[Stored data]

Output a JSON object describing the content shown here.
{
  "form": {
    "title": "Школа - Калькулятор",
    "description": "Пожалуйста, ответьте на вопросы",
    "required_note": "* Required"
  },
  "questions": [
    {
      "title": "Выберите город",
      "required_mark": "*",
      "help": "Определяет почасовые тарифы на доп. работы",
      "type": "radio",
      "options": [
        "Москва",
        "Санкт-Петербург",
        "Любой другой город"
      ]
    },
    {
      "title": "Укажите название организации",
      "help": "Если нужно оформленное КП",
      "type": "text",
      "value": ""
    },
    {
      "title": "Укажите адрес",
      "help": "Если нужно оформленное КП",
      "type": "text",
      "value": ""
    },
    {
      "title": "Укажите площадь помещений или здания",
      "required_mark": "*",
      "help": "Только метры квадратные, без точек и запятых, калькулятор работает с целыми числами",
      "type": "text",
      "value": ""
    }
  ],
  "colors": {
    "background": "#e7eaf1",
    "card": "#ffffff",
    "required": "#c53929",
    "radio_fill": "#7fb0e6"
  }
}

CHALLENGE ▸
Looking at the records above, work out how many lines include the word "help", then give that number by itself.

ANSWER TO THE TASK ▸
4